Only the lines holding the string "subtitle" are needed. Copy each one.

Dataset records on visual material ▸
[START]
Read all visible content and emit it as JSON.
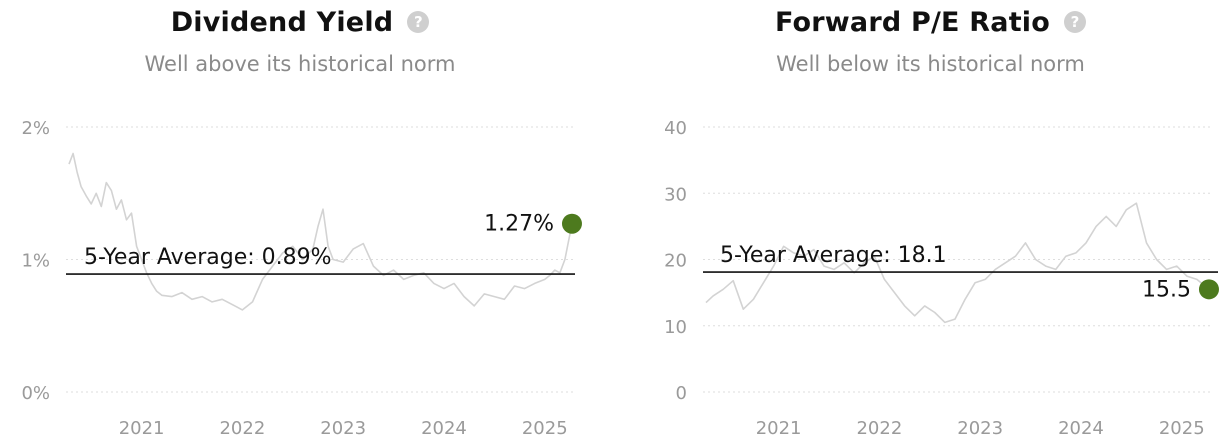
{
  "colors": {
    "accent": "#4d7a1e",
    "line": "#d3d3d3",
    "grid": "#dedede",
    "avg": "#111111",
    "tick": "#9a9a9a"
  },
  "icons": {
    "help": "question-circle-icon"
  },
  "chart_data": [
    {
      "type": "line",
      "title": "Dividend Yield",
      "subtitle": "Well above its historical norm",
      "help_glyph": "?",
      "y_ticks": [
        0,
        1,
        2
      ],
      "y_tick_labels": [
        "0%",
        "1%",
        "2%"
      ],
      "ylim": [
        0,
        2
      ],
      "x_tick_labels": [
        "2021",
        "2022",
        "2023",
        "2024",
        "2025"
      ],
      "x_ticks": [
        2021.0,
        2022.0,
        2023.0,
        2024.0,
        2025.0
      ],
      "xlim": [
        2020.25,
        2025.3
      ],
      "grid": true,
      "average": {
        "label": "5-Year Average: 0.89%",
        "value": 0.89
      },
      "latest": {
        "label": "1.27%",
        "x": 2025.27,
        "value": 1.27
      },
      "series": [
        {
          "x": [
            2020.28,
            2020.32,
            2020.36,
            2020.4,
            2020.45,
            2020.5,
            2020.55,
            2020.6,
            2020.65,
            2020.7,
            2020.75,
            2020.8,
            2020.85,
            2020.9,
            2020.95,
            2021.0,
            2021.05,
            2021.1,
            2021.15,
            2021.2,
            2021.3,
            2021.4,
            2021.5,
            2021.6,
            2021.7,
            2021.8,
            2021.9,
            2022.0,
            2022.1,
            2022.2,
            2022.3,
            2022.4,
            2022.5,
            2022.6,
            2022.7,
            2022.75,
            2022.8,
            2022.85,
            2022.9,
            2023.0,
            2023.1,
            2023.2,
            2023.3,
            2023.4,
            2023.5,
            2023.6,
            2023.7,
            2023.8,
            2023.9,
            2024.0,
            2024.1,
            2024.2,
            2024.3,
            2024.4,
            2024.5,
            2024.6,
            2024.7,
            2024.8,
            2024.9,
            2025.0,
            2025.05,
            2025.1,
            2025.15,
            2025.2,
            2025.27
          ],
          "values": [
            1.72,
            1.8,
            1.66,
            1.55,
            1.48,
            1.42,
            1.5,
            1.4,
            1.58,
            1.52,
            1.38,
            1.45,
            1.3,
            1.35,
            1.1,
            1.0,
            0.9,
            0.82,
            0.76,
            0.73,
            0.72,
            0.75,
            0.7,
            0.72,
            0.68,
            0.7,
            0.66,
            0.62,
            0.68,
            0.85,
            0.95,
            1.05,
            1.1,
            1.0,
            1.08,
            1.25,
            1.38,
            1.1,
            1.0,
            0.98,
            1.08,
            1.12,
            0.95,
            0.88,
            0.92,
            0.85,
            0.88,
            0.9,
            0.82,
            0.78,
            0.82,
            0.72,
            0.65,
            0.74,
            0.72,
            0.7,
            0.8,
            0.78,
            0.82,
            0.85,
            0.88,
            0.92,
            0.9,
            1.0,
            1.27
          ]
        }
      ]
    },
    {
      "type": "line",
      "title": "Forward P/E Ratio",
      "subtitle": "Well below its historical norm",
      "help_glyph": "?",
      "y_ticks": [
        0,
        10,
        20,
        30,
        40
      ],
      "y_tick_labels": [
        "0",
        "10",
        "20",
        "30",
        "40"
      ],
      "ylim": [
        0,
        40
      ],
      "x_tick_labels": [
        "2021",
        "2022",
        "2023",
        "2024",
        "2025"
      ],
      "x_ticks": [
        2021.0,
        2022.0,
        2023.0,
        2024.0,
        2025.0
      ],
      "xlim": [
        2020.25,
        2025.3
      ],
      "grid": true,
      "average": {
        "label": "5-Year Average: 18.1",
        "value": 18.1
      },
      "latest": {
        "label": "15.5",
        "x": 2025.27,
        "value": 15.5
      },
      "series": [
        {
          "x": [
            2020.28,
            2020.35,
            2020.45,
            2020.55,
            2020.65,
            2020.75,
            2020.85,
            2020.95,
            2021.05,
            2021.15,
            2021.25,
            2021.35,
            2021.45,
            2021.55,
            2021.65,
            2021.75,
            2021.85,
            2021.95,
            2022.05,
            2022.15,
            2022.25,
            2022.35,
            2022.45,
            2022.55,
            2022.65,
            2022.75,
            2022.85,
            2022.95,
            2023.05,
            2023.15,
            2023.25,
            2023.35,
            2023.45,
            2023.55,
            2023.65,
            2023.75,
            2023.85,
            2023.95,
            2024.05,
            2024.15,
            2024.25,
            2024.35,
            2024.45,
            2024.55,
            2024.65,
            2024.75,
            2024.85,
            2024.95,
            2025.05,
            2025.15,
            2025.27
          ],
          "values": [
            13.5,
            14.5,
            15.5,
            16.8,
            12.5,
            14.0,
            16.5,
            19.0,
            22.0,
            21.0,
            20.5,
            21.5,
            19.0,
            18.5,
            19.5,
            18.0,
            19.5,
            20.5,
            17.0,
            15.0,
            13.0,
            11.5,
            13.0,
            12.0,
            10.5,
            11.0,
            14.0,
            16.5,
            17.0,
            18.5,
            19.5,
            20.5,
            22.5,
            20.0,
            19.0,
            18.5,
            20.5,
            21.0,
            22.5,
            25.0,
            26.5,
            25.0,
            27.5,
            28.5,
            22.5,
            20.0,
            18.5,
            19.0,
            17.5,
            17.0,
            15.5
          ]
        }
      ]
    }
  ]
}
[END]
Task response ▸
      "subtitle": "Well above its historical norm",
      "subtitle": "Well below its historical norm",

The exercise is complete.